SUPPLIED MATERIAL
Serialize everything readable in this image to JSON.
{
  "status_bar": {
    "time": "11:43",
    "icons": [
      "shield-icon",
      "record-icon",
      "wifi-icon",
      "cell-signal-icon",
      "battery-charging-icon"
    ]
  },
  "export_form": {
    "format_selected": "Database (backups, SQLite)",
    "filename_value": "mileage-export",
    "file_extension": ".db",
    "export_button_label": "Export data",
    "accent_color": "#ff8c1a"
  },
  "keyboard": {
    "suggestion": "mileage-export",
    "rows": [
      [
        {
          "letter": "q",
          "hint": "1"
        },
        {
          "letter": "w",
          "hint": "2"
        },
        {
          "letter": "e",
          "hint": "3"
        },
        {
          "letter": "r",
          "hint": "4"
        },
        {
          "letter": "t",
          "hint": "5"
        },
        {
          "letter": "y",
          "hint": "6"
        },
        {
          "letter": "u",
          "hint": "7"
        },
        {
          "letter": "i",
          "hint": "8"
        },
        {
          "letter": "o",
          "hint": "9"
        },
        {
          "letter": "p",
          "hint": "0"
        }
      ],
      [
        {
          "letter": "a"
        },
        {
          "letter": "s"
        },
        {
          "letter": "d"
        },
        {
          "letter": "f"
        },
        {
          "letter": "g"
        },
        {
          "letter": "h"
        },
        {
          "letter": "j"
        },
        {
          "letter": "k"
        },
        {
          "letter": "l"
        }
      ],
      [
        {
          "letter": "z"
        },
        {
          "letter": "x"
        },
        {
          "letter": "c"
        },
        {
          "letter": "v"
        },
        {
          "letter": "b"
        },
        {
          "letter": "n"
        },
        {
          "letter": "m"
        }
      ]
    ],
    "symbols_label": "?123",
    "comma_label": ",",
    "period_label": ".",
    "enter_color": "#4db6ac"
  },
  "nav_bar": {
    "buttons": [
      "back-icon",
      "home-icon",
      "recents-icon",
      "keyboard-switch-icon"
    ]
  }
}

---

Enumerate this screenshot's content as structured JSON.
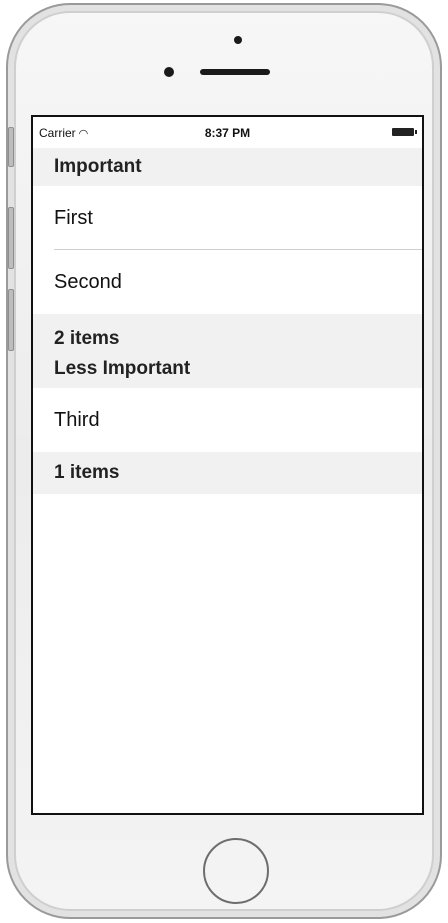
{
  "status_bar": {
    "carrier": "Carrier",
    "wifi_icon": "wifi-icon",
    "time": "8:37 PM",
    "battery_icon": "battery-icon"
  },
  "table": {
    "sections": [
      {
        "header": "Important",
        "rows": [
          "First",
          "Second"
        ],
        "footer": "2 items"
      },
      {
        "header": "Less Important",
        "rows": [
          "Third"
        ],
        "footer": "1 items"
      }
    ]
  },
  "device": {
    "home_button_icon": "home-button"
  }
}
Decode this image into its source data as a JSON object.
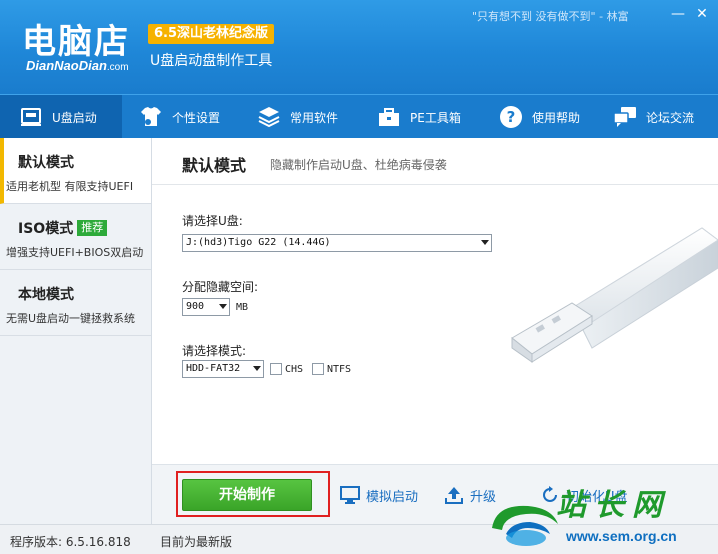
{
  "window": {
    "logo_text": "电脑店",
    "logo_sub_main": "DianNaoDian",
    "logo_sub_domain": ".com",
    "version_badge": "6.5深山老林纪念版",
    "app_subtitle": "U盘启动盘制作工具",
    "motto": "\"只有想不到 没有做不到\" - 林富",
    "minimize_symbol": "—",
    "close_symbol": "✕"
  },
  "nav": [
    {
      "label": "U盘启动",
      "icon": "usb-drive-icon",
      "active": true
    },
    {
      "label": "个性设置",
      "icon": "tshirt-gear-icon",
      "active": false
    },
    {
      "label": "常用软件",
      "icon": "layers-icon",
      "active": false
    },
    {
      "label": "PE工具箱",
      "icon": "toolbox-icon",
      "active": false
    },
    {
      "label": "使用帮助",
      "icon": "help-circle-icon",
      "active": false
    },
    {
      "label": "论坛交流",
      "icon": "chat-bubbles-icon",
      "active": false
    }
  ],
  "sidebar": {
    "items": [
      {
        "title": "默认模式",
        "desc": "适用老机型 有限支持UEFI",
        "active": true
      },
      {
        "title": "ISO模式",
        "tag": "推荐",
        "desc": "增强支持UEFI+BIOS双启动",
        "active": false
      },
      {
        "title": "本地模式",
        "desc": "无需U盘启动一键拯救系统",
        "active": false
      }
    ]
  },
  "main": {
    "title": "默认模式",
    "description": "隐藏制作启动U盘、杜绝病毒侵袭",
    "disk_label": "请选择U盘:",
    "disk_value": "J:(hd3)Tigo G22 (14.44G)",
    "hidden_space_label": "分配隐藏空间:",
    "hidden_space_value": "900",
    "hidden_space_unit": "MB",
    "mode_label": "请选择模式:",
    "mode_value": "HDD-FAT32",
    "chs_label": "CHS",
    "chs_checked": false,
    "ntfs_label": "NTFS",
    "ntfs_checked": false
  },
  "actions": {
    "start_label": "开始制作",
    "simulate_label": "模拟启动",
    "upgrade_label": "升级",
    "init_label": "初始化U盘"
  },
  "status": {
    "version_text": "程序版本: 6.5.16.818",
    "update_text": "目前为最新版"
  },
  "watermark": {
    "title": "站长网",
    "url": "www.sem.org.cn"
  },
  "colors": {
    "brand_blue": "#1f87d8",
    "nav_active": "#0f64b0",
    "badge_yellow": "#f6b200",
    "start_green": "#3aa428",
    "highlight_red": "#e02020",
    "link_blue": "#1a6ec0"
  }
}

...

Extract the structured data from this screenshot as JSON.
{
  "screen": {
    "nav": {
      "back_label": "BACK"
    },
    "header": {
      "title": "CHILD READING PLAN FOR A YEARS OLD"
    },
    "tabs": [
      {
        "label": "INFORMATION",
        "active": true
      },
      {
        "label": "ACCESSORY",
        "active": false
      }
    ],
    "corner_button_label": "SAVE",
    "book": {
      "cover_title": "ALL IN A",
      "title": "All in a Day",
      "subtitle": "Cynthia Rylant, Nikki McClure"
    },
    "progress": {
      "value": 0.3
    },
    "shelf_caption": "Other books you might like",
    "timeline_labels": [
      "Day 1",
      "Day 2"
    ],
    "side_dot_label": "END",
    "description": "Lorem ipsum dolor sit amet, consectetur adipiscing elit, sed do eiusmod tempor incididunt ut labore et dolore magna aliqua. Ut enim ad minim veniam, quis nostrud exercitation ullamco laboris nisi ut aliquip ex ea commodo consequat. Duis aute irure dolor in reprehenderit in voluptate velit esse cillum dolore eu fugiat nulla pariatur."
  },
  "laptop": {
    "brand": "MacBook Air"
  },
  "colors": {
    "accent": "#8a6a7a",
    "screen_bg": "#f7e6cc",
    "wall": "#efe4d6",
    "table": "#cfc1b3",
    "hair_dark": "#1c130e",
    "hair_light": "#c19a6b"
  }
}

SET TASK
Copy down every line of the entries containing the word "mileage".

ANSWER TO THIS EXERCISE
    "filename_value": "mileage-export",
    "suggestion": "mileage-export",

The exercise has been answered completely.